● **DIRECTIVE**
What is the number of lines in these entries that include "审核与认证机构要求"? Write that number and no other text.

— BEGIN —

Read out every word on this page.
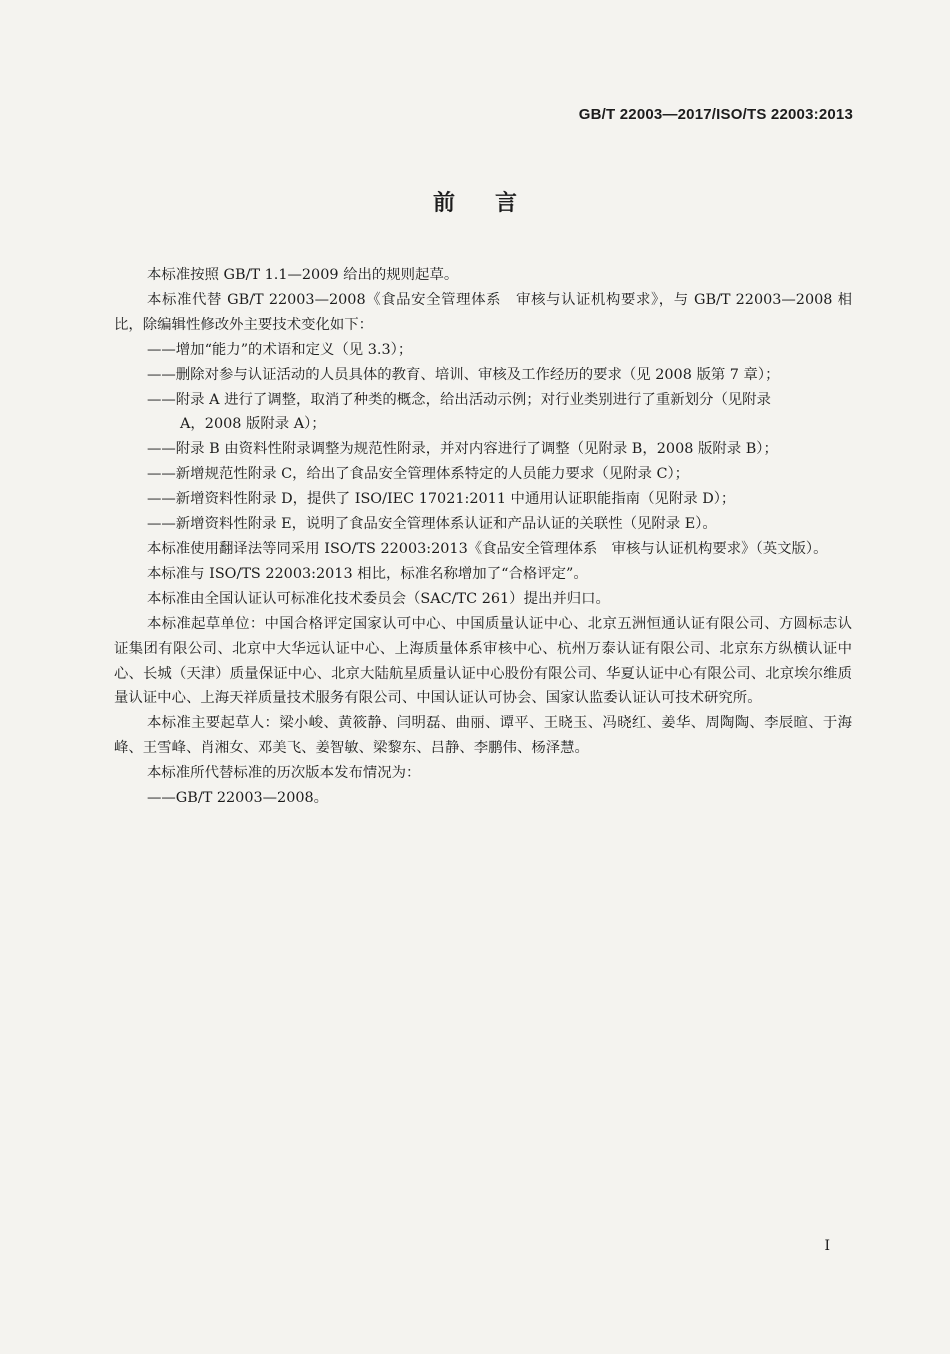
GB/T 22003—2017/ISO/TS 22003:2013
前言

本标准按照 GB/T 1.1—2009 给出的规则起草。

本标准代替 GB/T 22003—2008《食品安全管理体系　审核与认证机构要求》，与 GB/T 22003—2008 相比，除编辑性修改外主要技术变化如下：

——增加“能力”的术语和定义（见 3.3）；

——删除对参与认证活动的人员具体的教育、培训、审核及工作经历的要求（见 2008 版第 7 章）；

——附录 A 进行了调整，取消了种类的概念，给出活动示例；对行业类别进行了重新划分（见附录
A，2008 版附录 A）；

——附录 B 由资料性附录调整为规范性附录，并对内容进行了调整（见附录 B，2008 版附录 B）；

——新增规范性附录 C，给出了食品安全管理体系特定的人员能力要求（见附录 C）；

——新增资料性附录 D，提供了 ISO/IEC 17021:2011 中通用认证职能指南（见附录 D）；

——新增资料性附录 E，说明了食品安全管理体系认证和产品认证的关联性（见附录 E）。

本标准使用翻译法等同采用 ISO/TS 22003:2013《食品安全管理体系　审核与认证机构要求》（英文版）。

本标准与 ISO/TS 22003:2013 相比，标准名称增加了“合格评定”。

本标准由全国认证认可标准化技术委员会（SAC/TC 261）提出并归口。

本标准起草单位：中国合格评定国家认可中心、中国质量认证中心、北京五洲恒通认证有限公司、方圆标志认证集团有限公司、北京中大华远认证中心、上海质量体系审核中心、杭州万泰认证有限公司、北京东方纵横认证中心、长城（天津）质量保证中心、北京大陆航星质量认证中心股份有限公司、华夏认证中心有限公司、北京埃尔维质量认证中心、上海天祥质量技术服务有限公司、中国认证认可协会、国家认监委认证认可技术研究所。

本标准主要起草人：梁小峻、黄筱静、闫明磊、曲丽、谭平、王晓玉、冯晓红、姜华、周陶陶、李辰暄、于海峰、王雪峰、肖湘女、邓美飞、姜智敏、梁黎东、吕静、李鹏伟、杨泽慧。

本标准所代替标准的历次版本发布情况为：

——GB/T 22003—2008。

I
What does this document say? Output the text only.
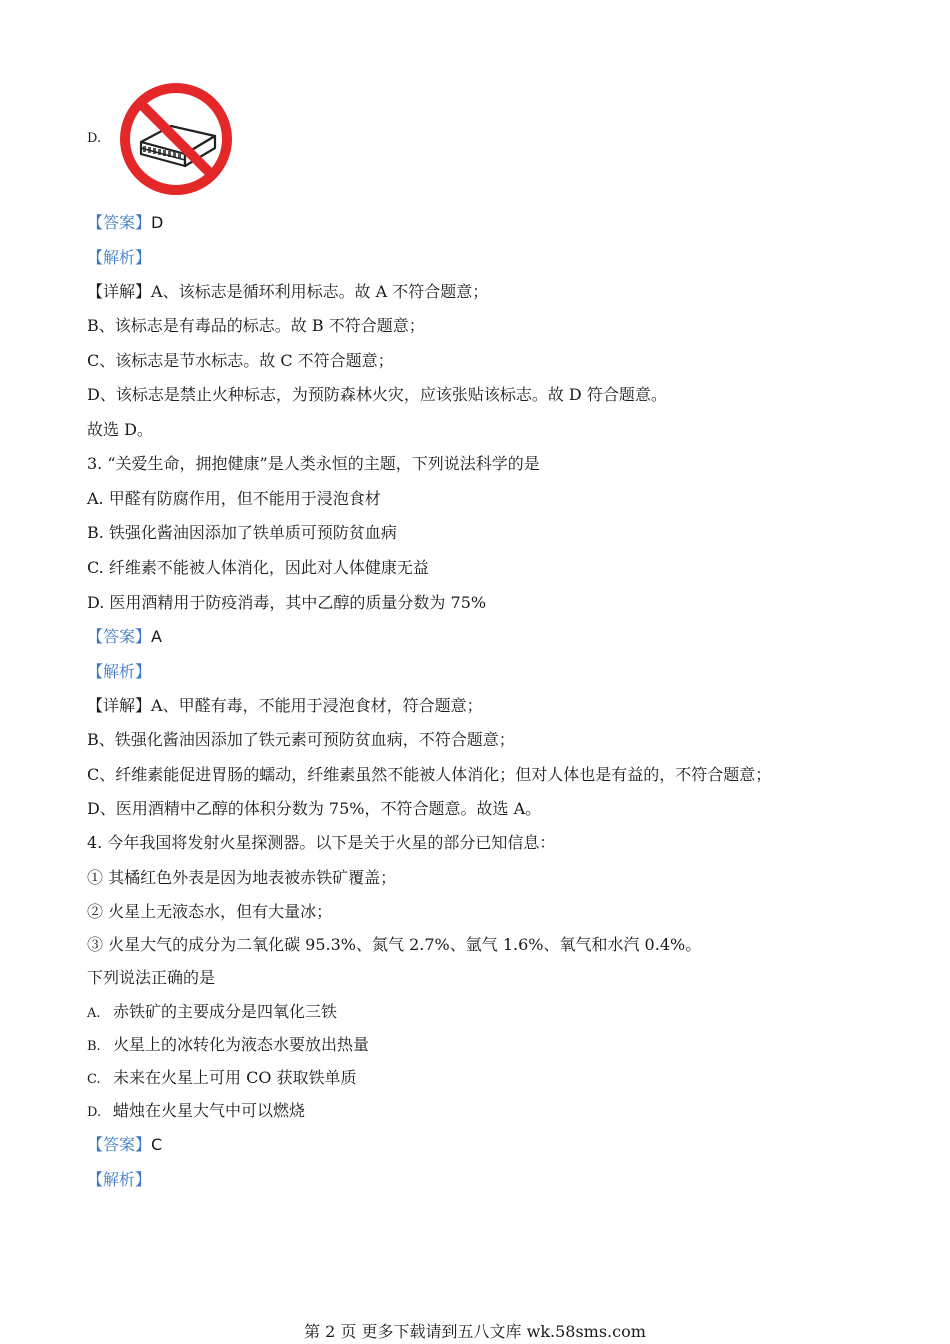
D.
【答案】D
【解析】
【详解】A、该标志是循环利用标志。故 A 不符合题意；
B、该标志是有毒品的标志。故 B 不符合题意；
C、该标志是节水标志。故 C 不符合题意；
D、该标志是禁止火种标志，为预防森林火灾，应该张贴该标志。故 D 符合题意。
故选 D。
3. “关爱生命，拥抱健康”是人类永恒的主题，下列说法科学的是
A. 甲醛有防腐作用，但不能用于浸泡食材
B. 铁强化酱油因添加了铁单质可预防贫血病
C. 纤维素不能被人体消化，因此对人体健康无益
D. 医用酒精用于防疫消毒，其中乙醇的质量分数为 75%
【答案】A
【解析】
【详解】A、甲醛有毒，不能用于浸泡食材，符合题意；
B、铁强化酱油因添加了铁元素可预防贫血病，不符合题意；
C、纤维素能促进胃肠的蠕动，纤维素虽然不能被人体消化；但对人体也是有益的，不符合题意；
D、医用酒精中乙醇的体积分数为 75%，不符合题意。故选 A。
4. 今年我国将发射火星探测器。以下是关于火星的部分已知信息：
① 其橘红色外表是因为地表被赤铁矿覆盖；
② 火星上无液态水，但有大量冰；
③ 火星大气的成分为二氧化碳 95.3%、氮气 2.7%、氩气 1.6%、氧气和水汽 0.4%。
下列说法正确的是
A. 赤铁矿的主要成分是四氧化三铁
B. 火星上的冰转化为液态水要放出热量
C. 未来在火星上可用 CO 获取铁单质
D. 蜡烛在火星大气中可以燃烧
【答案】C
【解析】
第 2 页 更多下载请到五八文库 wk.58sms.com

— END —

● **RESULT OF THE EXERCISE**
2